** BEGIN **
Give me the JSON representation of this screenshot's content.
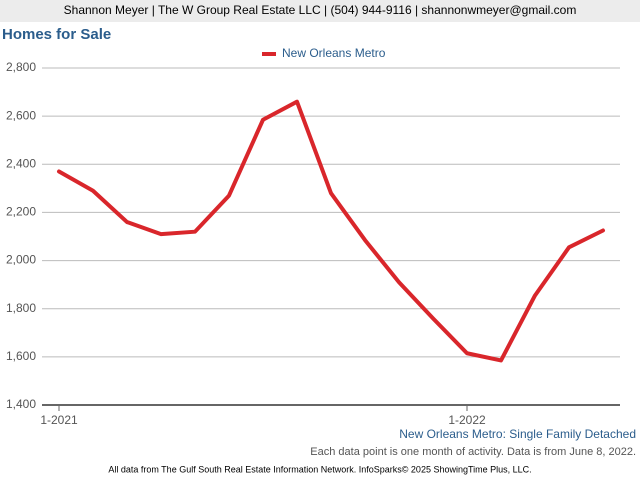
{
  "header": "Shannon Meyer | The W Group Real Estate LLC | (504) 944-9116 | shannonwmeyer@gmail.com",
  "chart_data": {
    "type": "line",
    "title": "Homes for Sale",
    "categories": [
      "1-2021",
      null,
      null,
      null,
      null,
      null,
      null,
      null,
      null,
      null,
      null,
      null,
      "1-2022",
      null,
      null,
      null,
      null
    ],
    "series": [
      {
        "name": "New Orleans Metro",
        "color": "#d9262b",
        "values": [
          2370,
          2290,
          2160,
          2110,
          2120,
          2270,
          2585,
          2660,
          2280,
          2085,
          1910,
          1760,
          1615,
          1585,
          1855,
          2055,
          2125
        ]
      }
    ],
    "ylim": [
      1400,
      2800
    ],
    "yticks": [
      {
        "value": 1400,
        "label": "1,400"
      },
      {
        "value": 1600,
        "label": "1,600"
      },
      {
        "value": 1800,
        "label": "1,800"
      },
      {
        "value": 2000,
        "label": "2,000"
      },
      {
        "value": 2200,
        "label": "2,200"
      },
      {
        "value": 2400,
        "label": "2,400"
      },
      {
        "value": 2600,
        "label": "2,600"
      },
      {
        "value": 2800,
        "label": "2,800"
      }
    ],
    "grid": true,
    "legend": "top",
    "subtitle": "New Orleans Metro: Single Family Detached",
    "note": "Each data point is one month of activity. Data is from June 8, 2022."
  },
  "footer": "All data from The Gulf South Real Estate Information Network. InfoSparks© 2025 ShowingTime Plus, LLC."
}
** END **
Written exercise:
Reproduce each line of the records exactly, and omit every picture.

Task result:
Give me the JSON representation of this screenshot's content.
{
  "header": "Shannon Meyer | The W Group Real Estate LLC | (504) 944-9116 | shannonwmeyer@gmail.com",
  "chart_data": {
    "type": "line",
    "title": "Homes for Sale",
    "categories": [
      "1-2021",
      null,
      null,
      null,
      null,
      null,
      null,
      null,
      null,
      null,
      null,
      null,
      "1-2022",
      null,
      null,
      null,
      null
    ],
    "series": [
      {
        "name": "New Orleans Metro",
        "color": "#d9262b",
        "values": [
          2370,
          2290,
          2160,
          2110,
          2120,
          2270,
          2585,
          2660,
          2280,
          2085,
          1910,
          1760,
          1615,
          1585,
          1855,
          2055,
          2125
        ]
      }
    ],
    "ylim": [
      1400,
      2800
    ],
    "yticks": [
      {
        "value": 1400,
        "label": "1,400"
      },
      {
        "value": 1600,
        "label": "1,600"
      },
      {
        "value": 1800,
        "label": "1,800"
      },
      {
        "value": 2000,
        "label": "2,000"
      },
      {
        "value": 2200,
        "label": "2,200"
      },
      {
        "value": 2400,
        "label": "2,400"
      },
      {
        "value": 2600,
        "label": "2,600"
      },
      {
        "value": 2800,
        "label": "2,800"
      }
    ],
    "grid": true,
    "legend": "top",
    "subtitle": "New Orleans Metro: Single Family Detached",
    "note": "Each data point is one month of activity. Data is from June 8, 2022."
  },
  "footer": "All data from The Gulf South Real Estate Information Network. InfoSparks© 2025 ShowingTime Plus, LLC."
}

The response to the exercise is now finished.